» Requirements
Look through the listing for the word "like". Copy each line that has it.

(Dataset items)
▼

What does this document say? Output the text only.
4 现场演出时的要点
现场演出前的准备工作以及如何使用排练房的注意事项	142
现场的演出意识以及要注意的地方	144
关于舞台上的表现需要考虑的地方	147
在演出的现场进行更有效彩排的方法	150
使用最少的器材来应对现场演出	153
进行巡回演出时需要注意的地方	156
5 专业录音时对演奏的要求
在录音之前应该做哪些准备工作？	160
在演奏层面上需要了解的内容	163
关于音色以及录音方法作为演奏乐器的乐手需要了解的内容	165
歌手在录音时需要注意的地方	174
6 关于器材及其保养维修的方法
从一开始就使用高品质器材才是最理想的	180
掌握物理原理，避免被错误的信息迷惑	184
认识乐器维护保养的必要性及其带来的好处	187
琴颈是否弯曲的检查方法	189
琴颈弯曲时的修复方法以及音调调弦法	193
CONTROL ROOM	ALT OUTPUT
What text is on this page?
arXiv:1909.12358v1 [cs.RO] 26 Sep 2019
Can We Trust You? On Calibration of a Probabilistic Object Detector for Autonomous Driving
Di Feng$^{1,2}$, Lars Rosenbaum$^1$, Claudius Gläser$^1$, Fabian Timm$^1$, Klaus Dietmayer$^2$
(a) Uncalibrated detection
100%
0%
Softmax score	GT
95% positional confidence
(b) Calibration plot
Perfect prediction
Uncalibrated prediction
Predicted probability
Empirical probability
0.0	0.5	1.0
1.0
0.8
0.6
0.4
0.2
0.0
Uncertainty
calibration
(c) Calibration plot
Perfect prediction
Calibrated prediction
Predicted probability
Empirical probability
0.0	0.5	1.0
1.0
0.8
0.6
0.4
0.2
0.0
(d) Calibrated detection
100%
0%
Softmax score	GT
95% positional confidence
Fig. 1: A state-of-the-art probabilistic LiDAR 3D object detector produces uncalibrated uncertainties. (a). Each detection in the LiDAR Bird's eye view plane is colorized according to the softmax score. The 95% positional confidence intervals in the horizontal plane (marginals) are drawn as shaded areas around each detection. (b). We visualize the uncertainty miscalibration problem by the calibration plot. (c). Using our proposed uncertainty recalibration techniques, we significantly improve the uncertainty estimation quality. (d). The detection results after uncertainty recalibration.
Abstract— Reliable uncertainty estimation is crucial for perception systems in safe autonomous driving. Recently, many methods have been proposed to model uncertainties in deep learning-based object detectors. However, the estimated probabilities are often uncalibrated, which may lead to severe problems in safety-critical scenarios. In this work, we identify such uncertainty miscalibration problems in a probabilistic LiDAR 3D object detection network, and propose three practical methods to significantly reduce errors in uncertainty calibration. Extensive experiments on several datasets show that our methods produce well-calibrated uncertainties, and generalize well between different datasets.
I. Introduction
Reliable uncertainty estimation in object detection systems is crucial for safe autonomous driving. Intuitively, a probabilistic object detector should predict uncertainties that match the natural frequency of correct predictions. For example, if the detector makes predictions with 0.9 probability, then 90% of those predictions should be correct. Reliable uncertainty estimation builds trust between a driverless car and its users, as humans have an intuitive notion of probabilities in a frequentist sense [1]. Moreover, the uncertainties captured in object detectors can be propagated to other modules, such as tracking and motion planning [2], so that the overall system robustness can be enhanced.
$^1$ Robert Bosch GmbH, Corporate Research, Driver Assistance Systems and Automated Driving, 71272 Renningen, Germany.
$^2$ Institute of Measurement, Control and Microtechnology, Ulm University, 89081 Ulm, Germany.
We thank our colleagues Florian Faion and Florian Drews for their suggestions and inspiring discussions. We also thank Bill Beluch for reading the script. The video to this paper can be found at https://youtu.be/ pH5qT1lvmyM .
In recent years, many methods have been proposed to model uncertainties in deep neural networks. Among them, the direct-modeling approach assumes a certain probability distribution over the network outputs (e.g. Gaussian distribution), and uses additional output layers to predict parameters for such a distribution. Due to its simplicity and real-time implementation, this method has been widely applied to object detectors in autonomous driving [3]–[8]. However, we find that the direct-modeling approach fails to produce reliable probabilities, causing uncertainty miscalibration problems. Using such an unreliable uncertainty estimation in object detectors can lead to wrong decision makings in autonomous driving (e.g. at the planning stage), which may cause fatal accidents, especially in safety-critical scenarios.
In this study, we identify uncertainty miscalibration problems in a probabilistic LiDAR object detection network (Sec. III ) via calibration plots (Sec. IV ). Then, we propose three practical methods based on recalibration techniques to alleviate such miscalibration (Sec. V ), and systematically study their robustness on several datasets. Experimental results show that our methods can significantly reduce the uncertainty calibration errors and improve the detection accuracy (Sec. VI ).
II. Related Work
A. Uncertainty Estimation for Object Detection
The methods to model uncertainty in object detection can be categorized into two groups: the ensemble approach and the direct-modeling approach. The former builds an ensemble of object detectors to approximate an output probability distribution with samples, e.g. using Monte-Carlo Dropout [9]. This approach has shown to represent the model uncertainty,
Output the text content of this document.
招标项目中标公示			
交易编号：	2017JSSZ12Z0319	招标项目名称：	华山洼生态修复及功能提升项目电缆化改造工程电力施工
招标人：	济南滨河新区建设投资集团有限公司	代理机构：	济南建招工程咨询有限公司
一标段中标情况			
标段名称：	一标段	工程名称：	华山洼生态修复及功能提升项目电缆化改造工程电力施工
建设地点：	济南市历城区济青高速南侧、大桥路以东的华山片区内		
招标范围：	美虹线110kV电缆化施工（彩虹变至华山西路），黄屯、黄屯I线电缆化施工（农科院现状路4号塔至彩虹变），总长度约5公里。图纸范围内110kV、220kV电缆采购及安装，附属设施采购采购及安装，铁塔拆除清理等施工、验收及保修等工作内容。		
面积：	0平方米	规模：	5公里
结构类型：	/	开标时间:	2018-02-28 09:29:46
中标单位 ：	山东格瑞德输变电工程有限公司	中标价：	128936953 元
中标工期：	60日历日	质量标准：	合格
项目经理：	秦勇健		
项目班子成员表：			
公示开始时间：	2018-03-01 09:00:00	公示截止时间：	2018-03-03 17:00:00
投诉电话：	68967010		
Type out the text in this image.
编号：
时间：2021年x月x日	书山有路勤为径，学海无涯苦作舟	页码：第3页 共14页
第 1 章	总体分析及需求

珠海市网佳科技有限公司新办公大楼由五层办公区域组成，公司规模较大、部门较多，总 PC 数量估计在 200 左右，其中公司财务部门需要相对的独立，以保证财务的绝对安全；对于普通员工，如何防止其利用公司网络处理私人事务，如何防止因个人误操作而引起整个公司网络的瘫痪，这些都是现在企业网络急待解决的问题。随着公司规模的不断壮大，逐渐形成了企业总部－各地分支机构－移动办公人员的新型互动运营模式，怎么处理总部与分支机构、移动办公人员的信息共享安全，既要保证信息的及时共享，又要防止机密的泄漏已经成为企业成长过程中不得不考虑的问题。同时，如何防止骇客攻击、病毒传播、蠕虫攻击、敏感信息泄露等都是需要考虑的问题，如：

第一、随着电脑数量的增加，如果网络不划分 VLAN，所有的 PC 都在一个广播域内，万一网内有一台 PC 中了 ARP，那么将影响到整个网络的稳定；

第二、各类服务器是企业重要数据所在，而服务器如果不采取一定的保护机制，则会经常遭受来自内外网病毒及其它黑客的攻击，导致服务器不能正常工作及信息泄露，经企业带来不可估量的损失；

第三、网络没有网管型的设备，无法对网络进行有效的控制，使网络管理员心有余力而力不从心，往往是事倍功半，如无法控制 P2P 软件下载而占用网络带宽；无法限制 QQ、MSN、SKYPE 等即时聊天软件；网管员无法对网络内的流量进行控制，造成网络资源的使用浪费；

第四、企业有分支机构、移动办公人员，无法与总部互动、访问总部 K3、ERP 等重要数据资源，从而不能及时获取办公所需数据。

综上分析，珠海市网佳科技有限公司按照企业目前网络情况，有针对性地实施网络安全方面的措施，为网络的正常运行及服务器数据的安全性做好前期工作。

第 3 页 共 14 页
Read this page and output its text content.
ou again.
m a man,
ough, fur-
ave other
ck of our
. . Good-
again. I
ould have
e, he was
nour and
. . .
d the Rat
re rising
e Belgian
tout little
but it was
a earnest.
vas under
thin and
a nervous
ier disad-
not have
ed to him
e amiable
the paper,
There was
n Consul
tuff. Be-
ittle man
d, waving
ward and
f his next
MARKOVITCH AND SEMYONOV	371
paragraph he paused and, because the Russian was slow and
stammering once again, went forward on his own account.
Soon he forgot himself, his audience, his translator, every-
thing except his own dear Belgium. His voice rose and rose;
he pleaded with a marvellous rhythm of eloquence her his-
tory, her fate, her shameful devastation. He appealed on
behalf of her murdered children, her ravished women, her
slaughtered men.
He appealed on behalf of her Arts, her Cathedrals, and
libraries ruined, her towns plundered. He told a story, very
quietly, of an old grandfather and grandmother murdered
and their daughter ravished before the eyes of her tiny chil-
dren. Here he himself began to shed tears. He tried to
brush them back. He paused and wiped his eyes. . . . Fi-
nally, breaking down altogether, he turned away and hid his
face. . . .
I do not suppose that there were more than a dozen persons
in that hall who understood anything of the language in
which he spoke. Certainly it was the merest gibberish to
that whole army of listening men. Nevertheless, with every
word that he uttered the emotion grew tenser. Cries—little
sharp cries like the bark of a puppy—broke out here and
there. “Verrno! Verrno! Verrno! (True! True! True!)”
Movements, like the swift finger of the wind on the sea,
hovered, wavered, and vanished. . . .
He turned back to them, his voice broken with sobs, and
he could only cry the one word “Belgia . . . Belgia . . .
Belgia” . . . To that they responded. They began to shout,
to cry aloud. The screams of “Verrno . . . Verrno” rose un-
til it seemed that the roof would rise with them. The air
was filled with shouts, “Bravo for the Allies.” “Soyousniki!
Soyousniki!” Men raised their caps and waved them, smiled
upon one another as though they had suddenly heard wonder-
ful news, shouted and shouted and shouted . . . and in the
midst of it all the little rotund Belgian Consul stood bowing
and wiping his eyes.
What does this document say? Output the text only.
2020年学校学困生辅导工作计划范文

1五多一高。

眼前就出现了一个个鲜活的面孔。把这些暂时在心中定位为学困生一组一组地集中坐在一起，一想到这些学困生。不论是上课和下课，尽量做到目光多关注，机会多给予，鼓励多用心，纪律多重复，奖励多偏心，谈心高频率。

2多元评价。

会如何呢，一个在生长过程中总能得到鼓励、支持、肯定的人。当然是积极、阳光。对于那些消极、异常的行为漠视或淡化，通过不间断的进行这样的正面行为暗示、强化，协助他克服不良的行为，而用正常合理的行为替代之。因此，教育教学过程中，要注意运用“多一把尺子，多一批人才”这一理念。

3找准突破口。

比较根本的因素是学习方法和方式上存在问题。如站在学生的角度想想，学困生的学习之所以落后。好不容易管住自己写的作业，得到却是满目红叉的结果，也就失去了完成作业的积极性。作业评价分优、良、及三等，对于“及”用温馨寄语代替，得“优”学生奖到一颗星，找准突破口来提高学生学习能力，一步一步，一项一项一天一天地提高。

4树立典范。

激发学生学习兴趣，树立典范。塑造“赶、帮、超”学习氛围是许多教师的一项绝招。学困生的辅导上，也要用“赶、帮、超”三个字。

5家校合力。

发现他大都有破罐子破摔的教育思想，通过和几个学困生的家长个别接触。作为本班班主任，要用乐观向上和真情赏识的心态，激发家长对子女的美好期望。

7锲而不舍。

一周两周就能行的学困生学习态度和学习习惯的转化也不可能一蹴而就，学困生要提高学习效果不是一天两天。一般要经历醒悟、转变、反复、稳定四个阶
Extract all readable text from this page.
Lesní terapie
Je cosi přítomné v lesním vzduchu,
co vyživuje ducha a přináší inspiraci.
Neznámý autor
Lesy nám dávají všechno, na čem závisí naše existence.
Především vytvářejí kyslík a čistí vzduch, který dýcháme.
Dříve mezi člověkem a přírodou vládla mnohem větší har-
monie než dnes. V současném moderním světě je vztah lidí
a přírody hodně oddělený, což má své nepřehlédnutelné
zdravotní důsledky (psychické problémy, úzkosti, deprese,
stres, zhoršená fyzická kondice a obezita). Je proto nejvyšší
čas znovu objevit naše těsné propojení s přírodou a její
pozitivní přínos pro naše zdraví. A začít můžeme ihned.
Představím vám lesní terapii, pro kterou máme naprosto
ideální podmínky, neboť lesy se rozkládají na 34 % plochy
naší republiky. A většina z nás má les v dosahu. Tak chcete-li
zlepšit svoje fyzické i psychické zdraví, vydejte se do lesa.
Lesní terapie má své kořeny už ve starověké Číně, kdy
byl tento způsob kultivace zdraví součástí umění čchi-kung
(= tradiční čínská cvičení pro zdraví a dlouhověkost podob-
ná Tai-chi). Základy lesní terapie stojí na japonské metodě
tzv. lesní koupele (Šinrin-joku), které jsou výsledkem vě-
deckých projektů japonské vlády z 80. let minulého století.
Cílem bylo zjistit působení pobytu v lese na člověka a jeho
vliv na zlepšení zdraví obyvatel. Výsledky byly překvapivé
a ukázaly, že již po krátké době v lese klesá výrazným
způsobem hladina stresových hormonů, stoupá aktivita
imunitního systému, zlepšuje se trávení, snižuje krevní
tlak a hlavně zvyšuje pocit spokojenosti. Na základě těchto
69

▲

» Solution to this task
sharp cries like the bark of a puppy—broke out here and
Movements, like the swift finger of the wind on the sea,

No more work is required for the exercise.